>> begin Data rows

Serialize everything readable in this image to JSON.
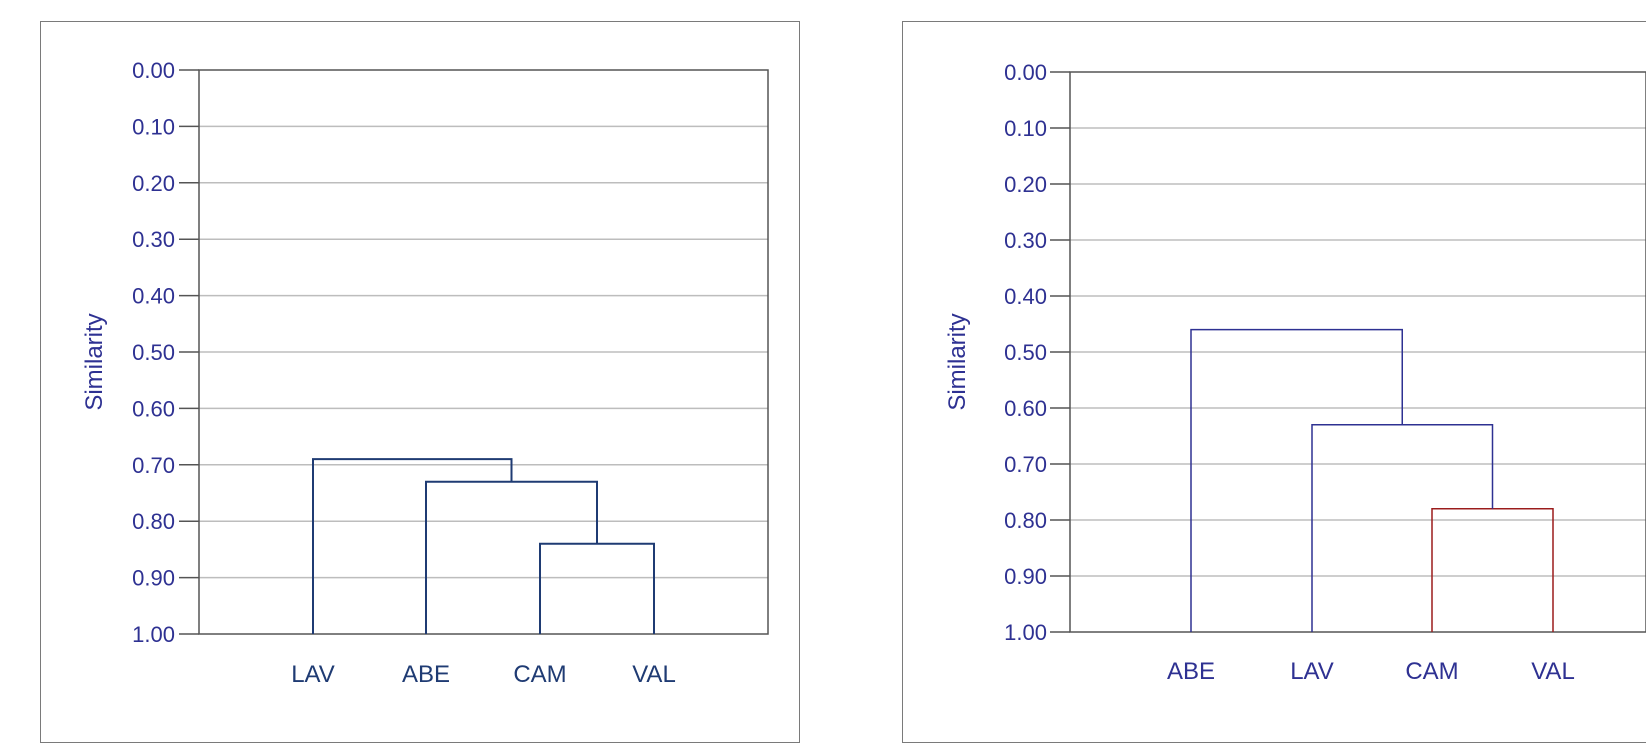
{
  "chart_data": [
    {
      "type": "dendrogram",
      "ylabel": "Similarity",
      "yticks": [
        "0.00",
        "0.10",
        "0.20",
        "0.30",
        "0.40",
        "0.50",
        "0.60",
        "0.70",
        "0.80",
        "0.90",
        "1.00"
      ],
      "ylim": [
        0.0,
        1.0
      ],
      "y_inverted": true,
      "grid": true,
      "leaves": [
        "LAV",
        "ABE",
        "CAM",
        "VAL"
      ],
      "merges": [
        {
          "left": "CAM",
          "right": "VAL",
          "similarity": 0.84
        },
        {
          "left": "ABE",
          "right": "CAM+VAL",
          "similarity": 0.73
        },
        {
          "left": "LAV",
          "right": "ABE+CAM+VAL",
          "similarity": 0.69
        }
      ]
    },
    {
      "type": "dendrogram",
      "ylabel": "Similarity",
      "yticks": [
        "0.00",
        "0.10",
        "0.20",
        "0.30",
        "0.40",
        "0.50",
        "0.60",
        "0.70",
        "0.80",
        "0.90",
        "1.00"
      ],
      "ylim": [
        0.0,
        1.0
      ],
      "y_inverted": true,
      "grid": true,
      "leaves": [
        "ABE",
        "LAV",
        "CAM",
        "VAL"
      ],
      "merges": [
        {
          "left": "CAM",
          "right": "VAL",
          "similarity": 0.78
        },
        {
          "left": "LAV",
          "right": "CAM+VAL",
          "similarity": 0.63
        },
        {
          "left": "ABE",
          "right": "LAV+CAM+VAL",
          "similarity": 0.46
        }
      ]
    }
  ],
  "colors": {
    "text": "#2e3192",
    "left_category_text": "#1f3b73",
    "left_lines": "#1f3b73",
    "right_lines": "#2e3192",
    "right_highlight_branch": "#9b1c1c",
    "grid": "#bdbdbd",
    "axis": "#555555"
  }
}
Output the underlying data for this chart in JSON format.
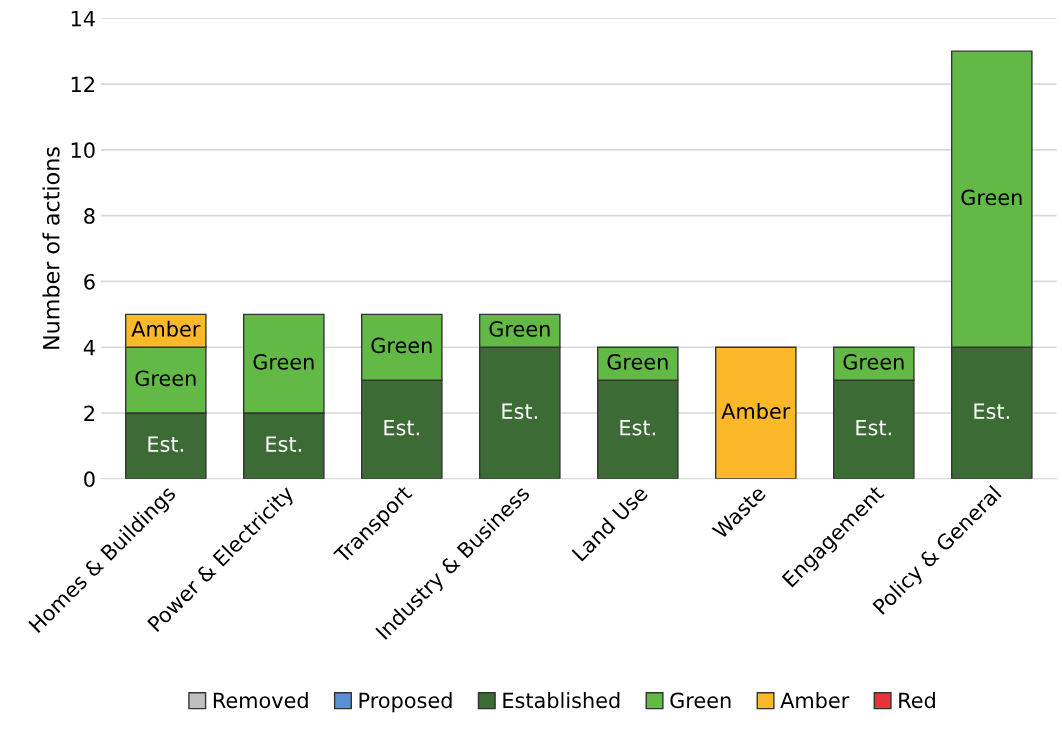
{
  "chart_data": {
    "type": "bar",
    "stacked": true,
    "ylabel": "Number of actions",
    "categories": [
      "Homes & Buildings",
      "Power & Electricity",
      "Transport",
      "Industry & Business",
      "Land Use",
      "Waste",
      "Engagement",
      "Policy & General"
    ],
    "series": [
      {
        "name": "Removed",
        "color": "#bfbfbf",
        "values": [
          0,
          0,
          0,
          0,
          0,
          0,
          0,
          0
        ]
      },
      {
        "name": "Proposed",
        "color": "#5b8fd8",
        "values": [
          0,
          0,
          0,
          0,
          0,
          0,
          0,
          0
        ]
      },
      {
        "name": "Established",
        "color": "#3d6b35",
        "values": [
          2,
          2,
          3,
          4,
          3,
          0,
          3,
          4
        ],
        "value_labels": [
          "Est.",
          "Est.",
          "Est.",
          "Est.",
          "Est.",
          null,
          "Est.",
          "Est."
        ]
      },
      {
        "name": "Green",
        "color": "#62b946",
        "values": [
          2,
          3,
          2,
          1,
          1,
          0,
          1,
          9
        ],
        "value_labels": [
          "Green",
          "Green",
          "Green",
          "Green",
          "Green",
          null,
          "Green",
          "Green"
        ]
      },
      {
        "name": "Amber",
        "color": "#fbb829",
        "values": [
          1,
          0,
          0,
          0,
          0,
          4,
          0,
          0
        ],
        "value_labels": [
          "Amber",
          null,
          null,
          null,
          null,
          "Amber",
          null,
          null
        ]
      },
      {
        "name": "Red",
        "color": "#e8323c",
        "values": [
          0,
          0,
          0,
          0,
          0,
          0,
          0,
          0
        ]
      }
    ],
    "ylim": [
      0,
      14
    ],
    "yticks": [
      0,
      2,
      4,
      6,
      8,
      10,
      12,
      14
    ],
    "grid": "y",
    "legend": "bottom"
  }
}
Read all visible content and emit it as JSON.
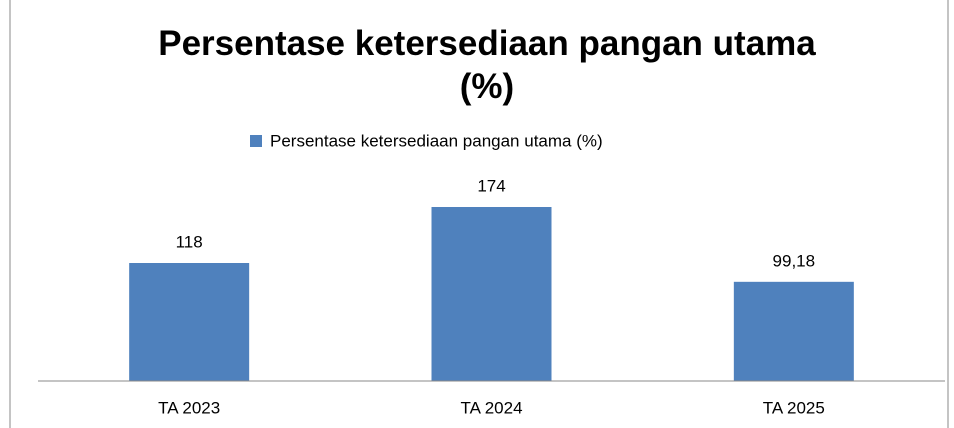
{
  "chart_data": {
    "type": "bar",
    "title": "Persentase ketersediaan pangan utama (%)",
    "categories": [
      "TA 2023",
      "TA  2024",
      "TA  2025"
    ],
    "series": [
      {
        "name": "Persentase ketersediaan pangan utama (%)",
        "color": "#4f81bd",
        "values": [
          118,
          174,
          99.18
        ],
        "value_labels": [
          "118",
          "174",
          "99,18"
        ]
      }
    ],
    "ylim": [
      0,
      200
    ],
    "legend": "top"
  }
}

>> end Data rows

What needs to be done:
Each line containing "utama" counts once; state the total number of such lines and nothing else.

Full answer:
2